## Figure data in JSON
++++++++++++++++++++

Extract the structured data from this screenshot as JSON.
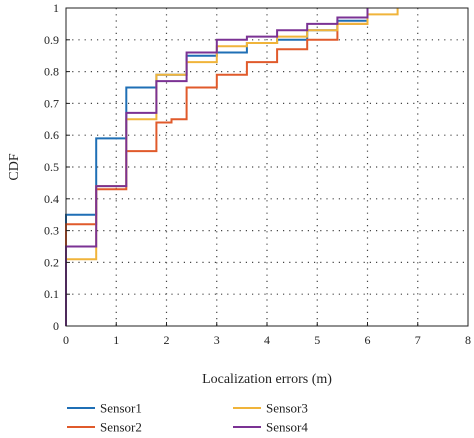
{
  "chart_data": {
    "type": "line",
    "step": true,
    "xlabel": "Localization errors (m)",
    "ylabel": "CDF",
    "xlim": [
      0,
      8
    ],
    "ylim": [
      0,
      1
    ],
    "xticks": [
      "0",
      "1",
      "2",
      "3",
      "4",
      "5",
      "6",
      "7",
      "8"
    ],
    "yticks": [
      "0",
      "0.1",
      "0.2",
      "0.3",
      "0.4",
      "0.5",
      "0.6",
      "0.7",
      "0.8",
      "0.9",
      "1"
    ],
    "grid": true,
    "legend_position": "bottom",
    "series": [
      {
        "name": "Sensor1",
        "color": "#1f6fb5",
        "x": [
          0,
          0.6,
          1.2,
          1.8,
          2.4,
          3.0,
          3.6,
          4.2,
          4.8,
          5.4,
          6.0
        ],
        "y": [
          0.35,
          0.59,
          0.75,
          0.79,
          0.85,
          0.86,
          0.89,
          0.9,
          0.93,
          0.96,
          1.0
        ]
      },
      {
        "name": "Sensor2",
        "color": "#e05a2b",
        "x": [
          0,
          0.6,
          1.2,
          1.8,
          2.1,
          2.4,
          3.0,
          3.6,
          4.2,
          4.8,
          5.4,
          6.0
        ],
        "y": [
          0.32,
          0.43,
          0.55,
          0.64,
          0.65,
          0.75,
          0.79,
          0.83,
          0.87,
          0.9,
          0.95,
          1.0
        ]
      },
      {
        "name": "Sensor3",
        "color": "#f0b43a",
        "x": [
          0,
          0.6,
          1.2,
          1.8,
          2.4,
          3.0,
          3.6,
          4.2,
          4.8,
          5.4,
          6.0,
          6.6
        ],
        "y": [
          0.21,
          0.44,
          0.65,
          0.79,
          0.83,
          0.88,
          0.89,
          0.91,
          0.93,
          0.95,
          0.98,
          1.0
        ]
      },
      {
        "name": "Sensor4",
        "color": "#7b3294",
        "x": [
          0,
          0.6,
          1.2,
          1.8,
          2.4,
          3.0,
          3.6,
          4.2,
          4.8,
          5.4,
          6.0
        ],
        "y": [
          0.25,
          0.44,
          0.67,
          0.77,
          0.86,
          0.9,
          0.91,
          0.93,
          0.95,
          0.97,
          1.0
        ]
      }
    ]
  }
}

++++++++++++++++++++

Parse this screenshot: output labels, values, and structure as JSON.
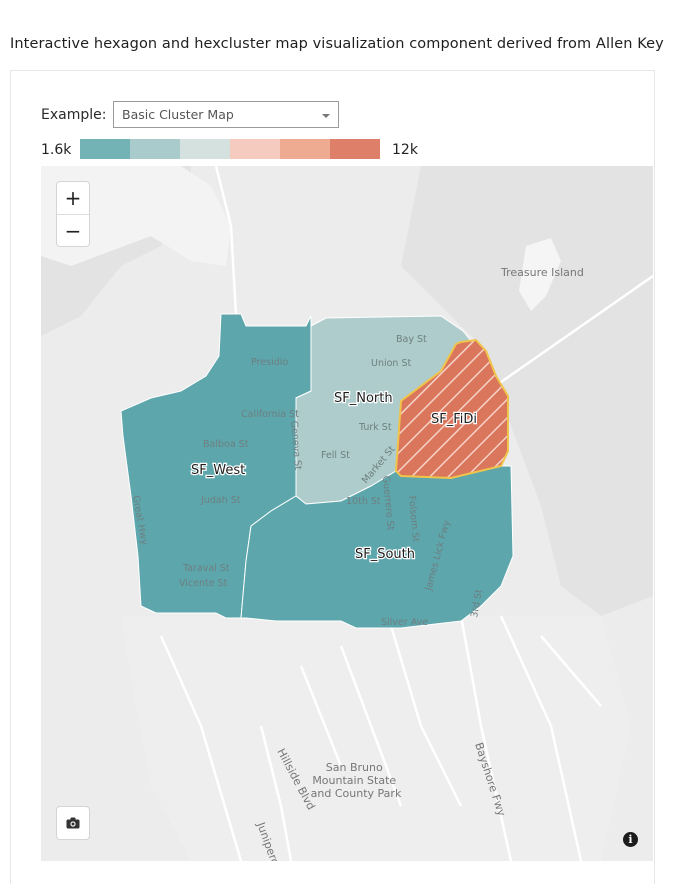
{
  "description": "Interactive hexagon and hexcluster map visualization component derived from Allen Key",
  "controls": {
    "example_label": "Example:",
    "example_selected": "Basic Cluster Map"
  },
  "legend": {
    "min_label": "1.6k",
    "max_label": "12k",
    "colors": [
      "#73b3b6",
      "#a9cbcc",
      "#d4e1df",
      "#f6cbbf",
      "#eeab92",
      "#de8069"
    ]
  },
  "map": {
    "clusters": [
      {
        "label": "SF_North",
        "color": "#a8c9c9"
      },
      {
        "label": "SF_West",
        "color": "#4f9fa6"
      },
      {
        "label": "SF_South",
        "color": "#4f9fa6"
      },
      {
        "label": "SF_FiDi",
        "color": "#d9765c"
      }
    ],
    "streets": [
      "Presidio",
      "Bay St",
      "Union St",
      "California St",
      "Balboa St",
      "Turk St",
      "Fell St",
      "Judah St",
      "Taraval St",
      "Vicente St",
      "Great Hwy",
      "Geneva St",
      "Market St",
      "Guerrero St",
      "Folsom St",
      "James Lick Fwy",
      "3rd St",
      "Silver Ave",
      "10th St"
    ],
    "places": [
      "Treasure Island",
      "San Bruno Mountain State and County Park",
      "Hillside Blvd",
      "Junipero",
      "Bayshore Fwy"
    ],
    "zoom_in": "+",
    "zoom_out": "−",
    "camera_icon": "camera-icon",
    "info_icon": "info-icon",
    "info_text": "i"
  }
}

++++++++++++++++++++

## Short task
Report the number of lines above containing the word "this", with no other text.

## Exercise output
2